**THE TASK**
Report, word for word, every line of the material that contains "name".

Records:
+ + +
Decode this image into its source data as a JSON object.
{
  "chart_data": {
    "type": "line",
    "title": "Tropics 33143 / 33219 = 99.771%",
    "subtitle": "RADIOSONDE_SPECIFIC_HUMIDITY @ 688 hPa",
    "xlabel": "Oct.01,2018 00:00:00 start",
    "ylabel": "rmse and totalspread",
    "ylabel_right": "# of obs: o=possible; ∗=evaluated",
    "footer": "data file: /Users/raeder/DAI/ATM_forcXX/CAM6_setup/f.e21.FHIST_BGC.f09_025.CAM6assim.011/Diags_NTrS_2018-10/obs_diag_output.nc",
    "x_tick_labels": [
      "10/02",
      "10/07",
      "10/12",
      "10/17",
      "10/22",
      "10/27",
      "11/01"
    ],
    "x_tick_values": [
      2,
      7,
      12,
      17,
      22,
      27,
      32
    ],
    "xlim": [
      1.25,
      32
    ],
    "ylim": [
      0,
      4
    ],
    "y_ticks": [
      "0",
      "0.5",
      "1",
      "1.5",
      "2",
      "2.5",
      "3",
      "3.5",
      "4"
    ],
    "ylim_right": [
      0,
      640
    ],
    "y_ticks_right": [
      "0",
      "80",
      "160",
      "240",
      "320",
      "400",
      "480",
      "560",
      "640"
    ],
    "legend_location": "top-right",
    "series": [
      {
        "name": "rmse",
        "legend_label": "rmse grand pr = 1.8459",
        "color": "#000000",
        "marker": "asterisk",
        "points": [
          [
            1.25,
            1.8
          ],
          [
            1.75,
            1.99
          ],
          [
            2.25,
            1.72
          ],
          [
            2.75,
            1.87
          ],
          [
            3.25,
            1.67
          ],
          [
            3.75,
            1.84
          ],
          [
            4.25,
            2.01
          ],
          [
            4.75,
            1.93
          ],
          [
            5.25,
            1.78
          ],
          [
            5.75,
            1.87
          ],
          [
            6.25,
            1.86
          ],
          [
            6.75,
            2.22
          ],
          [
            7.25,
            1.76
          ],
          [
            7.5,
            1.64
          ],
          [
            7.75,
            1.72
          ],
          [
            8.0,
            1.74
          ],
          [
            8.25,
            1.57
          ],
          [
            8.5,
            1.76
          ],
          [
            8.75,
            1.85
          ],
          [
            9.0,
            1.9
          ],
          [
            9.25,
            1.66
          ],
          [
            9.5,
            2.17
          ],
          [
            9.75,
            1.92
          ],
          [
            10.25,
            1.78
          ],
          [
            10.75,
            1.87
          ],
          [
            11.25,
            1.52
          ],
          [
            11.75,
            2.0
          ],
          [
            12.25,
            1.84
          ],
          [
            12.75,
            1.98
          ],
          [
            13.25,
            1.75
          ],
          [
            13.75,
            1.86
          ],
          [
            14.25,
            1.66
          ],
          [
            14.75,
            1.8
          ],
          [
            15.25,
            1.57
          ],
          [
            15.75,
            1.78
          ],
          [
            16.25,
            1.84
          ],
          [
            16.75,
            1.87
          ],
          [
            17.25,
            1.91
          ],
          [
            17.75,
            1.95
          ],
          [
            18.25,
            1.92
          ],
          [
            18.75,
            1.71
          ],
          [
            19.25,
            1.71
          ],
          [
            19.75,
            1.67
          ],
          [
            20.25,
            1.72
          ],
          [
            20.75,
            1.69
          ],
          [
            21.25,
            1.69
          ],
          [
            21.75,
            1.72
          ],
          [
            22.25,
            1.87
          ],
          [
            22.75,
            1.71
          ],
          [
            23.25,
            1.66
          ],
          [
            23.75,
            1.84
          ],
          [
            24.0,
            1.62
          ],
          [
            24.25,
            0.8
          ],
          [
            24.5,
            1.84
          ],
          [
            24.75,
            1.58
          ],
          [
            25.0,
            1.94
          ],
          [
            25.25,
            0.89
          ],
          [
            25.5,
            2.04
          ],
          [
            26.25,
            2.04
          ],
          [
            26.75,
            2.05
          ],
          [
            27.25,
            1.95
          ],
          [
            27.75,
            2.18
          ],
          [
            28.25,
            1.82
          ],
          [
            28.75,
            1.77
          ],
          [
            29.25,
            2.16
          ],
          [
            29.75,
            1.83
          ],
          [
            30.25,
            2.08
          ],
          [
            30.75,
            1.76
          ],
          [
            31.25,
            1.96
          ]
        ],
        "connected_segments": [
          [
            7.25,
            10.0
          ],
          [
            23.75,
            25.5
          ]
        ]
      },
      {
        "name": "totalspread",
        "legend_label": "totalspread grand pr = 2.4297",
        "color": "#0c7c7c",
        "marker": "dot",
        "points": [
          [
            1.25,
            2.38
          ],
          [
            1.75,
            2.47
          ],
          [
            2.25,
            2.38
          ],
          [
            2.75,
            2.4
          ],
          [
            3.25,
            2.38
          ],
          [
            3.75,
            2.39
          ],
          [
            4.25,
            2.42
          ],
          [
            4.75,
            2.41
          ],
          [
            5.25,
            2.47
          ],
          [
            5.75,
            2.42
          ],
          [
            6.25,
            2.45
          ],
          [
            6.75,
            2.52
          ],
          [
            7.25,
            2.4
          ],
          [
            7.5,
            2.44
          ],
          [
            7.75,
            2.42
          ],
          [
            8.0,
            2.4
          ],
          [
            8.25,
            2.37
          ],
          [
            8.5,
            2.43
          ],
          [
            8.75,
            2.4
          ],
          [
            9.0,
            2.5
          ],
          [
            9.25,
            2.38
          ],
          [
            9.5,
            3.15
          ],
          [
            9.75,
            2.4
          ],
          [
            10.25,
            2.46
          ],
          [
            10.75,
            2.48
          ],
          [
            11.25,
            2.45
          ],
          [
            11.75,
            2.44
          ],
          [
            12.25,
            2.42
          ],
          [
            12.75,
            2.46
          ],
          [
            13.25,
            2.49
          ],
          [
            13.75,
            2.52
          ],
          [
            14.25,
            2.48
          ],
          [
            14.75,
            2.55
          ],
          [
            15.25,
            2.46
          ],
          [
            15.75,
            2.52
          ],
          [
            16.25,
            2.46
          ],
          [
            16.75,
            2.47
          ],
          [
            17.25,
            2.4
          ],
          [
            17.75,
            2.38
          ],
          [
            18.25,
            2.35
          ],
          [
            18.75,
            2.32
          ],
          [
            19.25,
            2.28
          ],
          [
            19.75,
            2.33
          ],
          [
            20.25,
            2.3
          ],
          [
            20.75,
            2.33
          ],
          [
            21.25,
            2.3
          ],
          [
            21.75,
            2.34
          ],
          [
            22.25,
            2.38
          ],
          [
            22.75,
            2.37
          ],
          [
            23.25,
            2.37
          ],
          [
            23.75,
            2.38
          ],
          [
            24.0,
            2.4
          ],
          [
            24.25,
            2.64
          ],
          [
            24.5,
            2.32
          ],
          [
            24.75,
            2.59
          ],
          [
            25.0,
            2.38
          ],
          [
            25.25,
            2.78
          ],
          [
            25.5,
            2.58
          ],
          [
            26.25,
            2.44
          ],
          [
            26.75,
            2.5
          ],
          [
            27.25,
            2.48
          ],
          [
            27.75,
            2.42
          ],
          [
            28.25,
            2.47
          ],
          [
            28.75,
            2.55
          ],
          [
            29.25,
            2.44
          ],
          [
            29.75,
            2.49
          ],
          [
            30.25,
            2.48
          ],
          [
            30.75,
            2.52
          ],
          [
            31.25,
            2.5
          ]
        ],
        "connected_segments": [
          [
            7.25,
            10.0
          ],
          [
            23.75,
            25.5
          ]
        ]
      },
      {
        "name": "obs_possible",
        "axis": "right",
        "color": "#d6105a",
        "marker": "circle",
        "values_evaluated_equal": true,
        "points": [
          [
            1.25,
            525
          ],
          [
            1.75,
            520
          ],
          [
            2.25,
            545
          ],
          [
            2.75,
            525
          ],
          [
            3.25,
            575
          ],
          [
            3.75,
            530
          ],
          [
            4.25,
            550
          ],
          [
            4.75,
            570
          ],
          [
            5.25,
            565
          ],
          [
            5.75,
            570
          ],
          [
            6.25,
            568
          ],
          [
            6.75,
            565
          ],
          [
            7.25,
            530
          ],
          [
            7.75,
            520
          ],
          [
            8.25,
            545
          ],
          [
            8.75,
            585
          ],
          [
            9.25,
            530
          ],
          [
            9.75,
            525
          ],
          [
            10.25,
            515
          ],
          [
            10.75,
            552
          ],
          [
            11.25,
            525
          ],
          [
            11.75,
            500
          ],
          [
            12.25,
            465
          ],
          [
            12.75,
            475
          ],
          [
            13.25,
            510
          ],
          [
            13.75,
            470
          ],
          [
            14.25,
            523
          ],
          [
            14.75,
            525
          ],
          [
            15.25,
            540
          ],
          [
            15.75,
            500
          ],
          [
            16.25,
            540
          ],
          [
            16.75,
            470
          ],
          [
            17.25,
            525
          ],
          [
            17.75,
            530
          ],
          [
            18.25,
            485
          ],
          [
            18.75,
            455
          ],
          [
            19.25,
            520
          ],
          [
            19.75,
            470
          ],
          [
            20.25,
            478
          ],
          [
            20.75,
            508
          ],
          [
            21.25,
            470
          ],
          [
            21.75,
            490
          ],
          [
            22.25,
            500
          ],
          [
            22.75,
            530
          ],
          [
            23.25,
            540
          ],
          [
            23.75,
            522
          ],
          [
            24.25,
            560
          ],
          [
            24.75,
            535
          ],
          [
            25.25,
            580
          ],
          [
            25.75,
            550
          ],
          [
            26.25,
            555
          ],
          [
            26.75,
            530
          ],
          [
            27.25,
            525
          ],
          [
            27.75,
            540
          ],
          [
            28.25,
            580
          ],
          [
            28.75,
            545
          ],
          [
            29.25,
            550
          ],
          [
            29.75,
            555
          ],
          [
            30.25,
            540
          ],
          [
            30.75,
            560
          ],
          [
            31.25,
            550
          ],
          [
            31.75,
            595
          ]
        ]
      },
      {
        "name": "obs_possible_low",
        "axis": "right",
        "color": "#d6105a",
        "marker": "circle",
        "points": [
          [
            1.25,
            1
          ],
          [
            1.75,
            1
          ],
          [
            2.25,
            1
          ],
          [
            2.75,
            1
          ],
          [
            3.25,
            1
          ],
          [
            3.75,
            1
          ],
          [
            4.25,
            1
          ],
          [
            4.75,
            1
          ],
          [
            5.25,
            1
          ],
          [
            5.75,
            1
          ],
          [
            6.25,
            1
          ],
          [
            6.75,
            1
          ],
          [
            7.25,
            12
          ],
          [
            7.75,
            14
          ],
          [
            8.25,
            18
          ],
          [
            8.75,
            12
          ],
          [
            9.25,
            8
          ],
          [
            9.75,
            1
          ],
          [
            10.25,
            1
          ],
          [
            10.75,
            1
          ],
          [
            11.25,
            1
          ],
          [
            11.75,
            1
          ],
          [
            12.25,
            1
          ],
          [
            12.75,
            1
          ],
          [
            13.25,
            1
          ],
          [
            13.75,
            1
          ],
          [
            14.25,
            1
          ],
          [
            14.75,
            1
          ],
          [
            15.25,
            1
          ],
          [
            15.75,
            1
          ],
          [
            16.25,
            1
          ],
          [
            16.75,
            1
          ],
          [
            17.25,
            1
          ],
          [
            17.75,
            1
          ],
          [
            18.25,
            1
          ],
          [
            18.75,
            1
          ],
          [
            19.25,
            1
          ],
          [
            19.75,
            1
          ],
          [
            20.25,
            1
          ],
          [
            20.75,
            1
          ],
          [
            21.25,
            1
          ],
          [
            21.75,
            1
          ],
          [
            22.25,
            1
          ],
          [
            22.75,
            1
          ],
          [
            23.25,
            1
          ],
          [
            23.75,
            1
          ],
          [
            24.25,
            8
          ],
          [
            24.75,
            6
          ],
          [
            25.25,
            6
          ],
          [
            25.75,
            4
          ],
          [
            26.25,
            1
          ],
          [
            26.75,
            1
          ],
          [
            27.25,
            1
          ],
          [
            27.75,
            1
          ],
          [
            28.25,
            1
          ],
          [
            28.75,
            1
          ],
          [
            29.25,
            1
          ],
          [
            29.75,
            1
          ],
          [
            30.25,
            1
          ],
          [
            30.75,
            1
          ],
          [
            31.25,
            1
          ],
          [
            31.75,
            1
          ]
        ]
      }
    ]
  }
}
+ + +
**RESULT OF THE TASK**
        "name": "rmse",
        "name": "totalspread",
        "name": "obs_possible",
        "name": "obs_possible_low",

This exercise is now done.